◆ Short problem ◆
Return, word for word, every line that follows.

◆ Source material ◆
──────────
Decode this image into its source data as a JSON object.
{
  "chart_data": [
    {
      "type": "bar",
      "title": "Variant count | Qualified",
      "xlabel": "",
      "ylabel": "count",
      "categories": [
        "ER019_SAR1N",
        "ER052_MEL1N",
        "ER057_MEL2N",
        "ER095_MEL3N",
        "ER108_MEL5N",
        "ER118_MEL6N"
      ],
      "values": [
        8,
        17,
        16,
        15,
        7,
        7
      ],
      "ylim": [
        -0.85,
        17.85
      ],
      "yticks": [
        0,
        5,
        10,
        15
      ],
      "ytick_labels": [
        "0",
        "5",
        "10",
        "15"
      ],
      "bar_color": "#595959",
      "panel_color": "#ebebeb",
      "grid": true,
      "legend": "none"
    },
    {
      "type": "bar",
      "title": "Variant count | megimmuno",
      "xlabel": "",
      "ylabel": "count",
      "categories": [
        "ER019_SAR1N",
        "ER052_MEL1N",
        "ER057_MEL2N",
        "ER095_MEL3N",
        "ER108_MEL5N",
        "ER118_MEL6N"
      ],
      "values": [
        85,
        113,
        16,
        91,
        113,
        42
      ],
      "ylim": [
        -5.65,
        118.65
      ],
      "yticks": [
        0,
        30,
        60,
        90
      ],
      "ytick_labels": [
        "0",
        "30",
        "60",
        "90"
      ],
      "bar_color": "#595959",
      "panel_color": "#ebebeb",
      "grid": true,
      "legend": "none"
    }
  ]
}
──────────
◆ Output for this task ◆
Decode this image into its source data as a JSON object.
{
  "chart_data": [
    {
      "type": "bar",
      "title": "Variant count | Qualified",
      "xlabel": "",
      "ylabel": "count",
      "categories": [
        "ER019_SAR1N",
        "ER052_MEL1N",
        "ER057_MEL2N",
        "ER095_MEL3N",
        "ER108_MEL5N",
        "ER118_MEL6N"
      ],
      "values": [
        8,
        17,
        16,
        15,
        7,
        7
      ],
      "ylim": [
        -0.85,
        17.85
      ],
      "yticks": [
        0,
        5,
        10,
        15
      ],
      "ytick_labels": [
        "0",
        "5",
        "10",
        "15"
      ],
      "bar_color": "#595959",
      "panel_color": "#ebebeb",
      "grid": true,
      "legend": "none"
    },
    {
      "type": "bar",
      "title": "Variant count | megimmuno",
      "xlabel": "",
      "ylabel": "count",
      "categories": [
        "ER019_SAR1N",
        "ER052_MEL1N",
        "ER057_MEL2N",
        "ER095_MEL3N",
        "ER108_MEL5N",
        "ER118_MEL6N"
      ],
      "values": [
        85,
        113,
        16,
        91,
        113,
        42
      ],
      "ylim": [
        -5.65,
        118.65
      ],
      "yticks": [
        0,
        30,
        60,
        90
      ],
      "ytick_labels": [
        "0",
        "30",
        "60",
        "90"
      ],
      "bar_color": "#595959",
      "panel_color": "#ebebeb",
      "grid": true,
      "legend": "none"
    }
  ]
}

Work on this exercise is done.